» Instructions to follow
Repeat all the records exactly, omitting pictures.

» Stored records
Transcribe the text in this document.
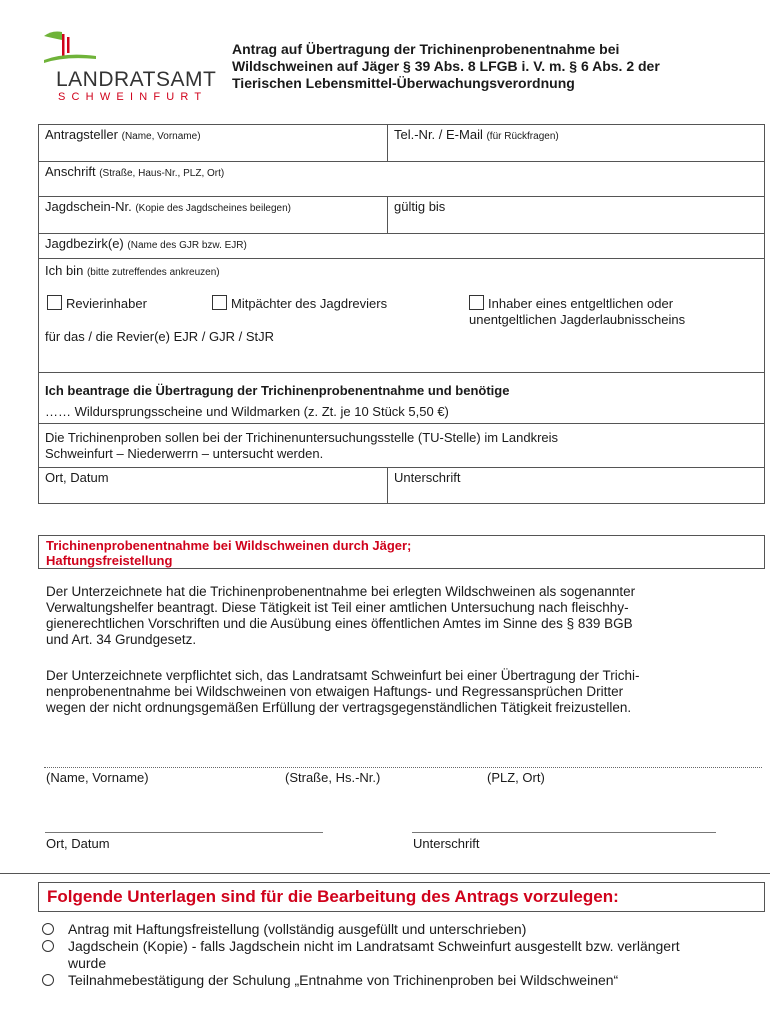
LANDRATSAMT
SCHWEINFURT
Antrag auf Übertragung der Trichinenprobenentnahme bei
Wildschweinen auf Jäger § 39 Abs. 8 LFGB i. V. m. § 6 Abs. 2 der
Tierischen Lebensmittel-Überwachungsverordnung
Antragsteller (Name, Vorname)	Tel.-Nr. / E-Mail (für Rückfragen)
Anschrift (Straße, Haus-Nr., PLZ, Ort)
Jagdschein-Nr. (Kopie des Jagdscheines beilegen)	gültig bis
Jagdbezirk(e) (Name des GJR bzw. EJR)
Ich bin (bitte zutreffendes ankreuzen)
Revierinhaber	Mitpächter des Jagdreviers	Inhaber eines entgeltlichen oder
unentgeltlichen Jagderlaubnisscheins
für das / die Revier(e) EJR / GJR / StJR
Ich beantrage die Übertragung der Trichinenprobenentnahme und benötige
…… Wildursprungsscheine und Wildmarken (z. Zt. je 10 Stück 5,50 €)
Die Trichinenproben sollen bei der Trichinenuntersuchungsstelle (TU-Stelle) im Landkreis
Schweinfurt – Niederwerrn – untersucht werden.
Ort, Datum	Unterschrift
Trichinenprobenentnahme bei Wildschweinen durch Jäger;
Haftungsfreistellung
Der Unterzeichnete hat die Trichinenprobenentnahme bei erlegten Wildschweinen als sogenannter
Verwaltungshelfer beantragt. Diese Tätigkeit ist Teil einer amtlichen Untersuchung nach fleischhy-
gienerechtlichen Vorschriften und die Ausübung eines öffentlichen Amtes im Sinne des § 839 BGB
und Art. 34 Grundgesetz.
Der Unterzeichnete verpflichtet sich, das Landratsamt Schweinfurt bei einer Übertragung der Trichi-
nenprobenentnahme bei Wildschweinen von etwaigen Haftungs- und Regressansprüchen Dritter
wegen der nicht ordnungsgemäßen Erfüllung der vertragsgegenständlichen Tätigkeit freizustellen.
(Name, Vorname)	(Straße, Hs.-Nr.)	(PLZ, Ort)
Ort, Datum	Unterschrift
Folgende Unterlagen sind für die Bearbeitung des Antrags vorzulegen:
Antrag mit Haftungsfreistellung (vollständig ausgefüllt und unterschrieben)
Jagdschein (Kopie) - falls Jagdschein nicht im Landratsamt Schweinfurt ausgestellt bzw. verlängert wurde
Teilnahmebestätigung der Schulung „Entnahme von Trichinenproben bei Wildschweinen“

» Task answer
Transcribe the text in this document.
LANDRATSAMT
SCHWEINFURT
Antrag auf Übertragung der Trichinenprobenentnahme bei
Wildschweinen auf Jäger § 39 Abs. 8 LFGB i. V. m. § 6 Abs. 2 der
Tierischen Lebensmittel-Überwachungsverordnung
Antragsteller (Name, Vorname)	Tel.-Nr. / E-Mail (für Rückfragen)
Anschrift (Straße, Haus-Nr., PLZ, Ort)
Jagdschein-Nr. (Kopie des Jagdscheines beilegen)	gültig bis
Jagdbezirk(e) (Name des GJR bzw. EJR)
Ich bin (bitte zutreffendes ankreuzen)
Revierinhaber	Mitpächter des Jagdreviers	Inhaber eines entgeltlichen oder
unentgeltlichen Jagderlaubnisscheins
für das / die Revier(e) EJR / GJR / StJR
Ich beantrage die Übertragung der Trichinenprobenentnahme und benötige
…… Wildursprungsscheine und Wildmarken (z. Zt. je 10 Stück 5,50 €)
Die Trichinenproben sollen bei der Trichinenuntersuchungsstelle (TU-Stelle) im Landkreis
Schweinfurt – Niederwerrn – untersucht werden.
Ort, Datum	Unterschrift
Trichinenprobenentnahme bei Wildschweinen durch Jäger;
Haftungsfreistellung
Der Unterzeichnete hat die Trichinenprobenentnahme bei erlegten Wildschweinen als sogenannter
Verwaltungshelfer beantragt. Diese Tätigkeit ist Teil einer amtlichen Untersuchung nach fleischhy-
gienerechtlichen Vorschriften und die Ausübung eines öffentlichen Amtes im Sinne des § 839 BGB
und Art. 34 Grundgesetz.
Der Unterzeichnete verpflichtet sich, das Landratsamt Schweinfurt bei einer Übertragung der Trichi-
nenprobenentnahme bei Wildschweinen von etwaigen Haftungs- und Regressansprüchen Dritter
wegen der nicht ordnungsgemäßen Erfüllung der vertragsgegenständlichen Tätigkeit freizustellen.
(Name, Vorname)	(Straße, Hs.-Nr.)	(PLZ, Ort)
Ort, Datum	Unterschrift
Folgende Unterlagen sind für die Bearbeitung des Antrags vorzulegen:
Antrag mit Haftungsfreistellung (vollständig ausgefüllt und unterschrieben)
Jagdschein (Kopie) - falls Jagdschein nicht im Landratsamt Schweinfurt ausgestellt bzw. verlängert wurde
Teilnahmebestätigung der Schulung „Entnahme von Trichinenproben bei Wildschweinen“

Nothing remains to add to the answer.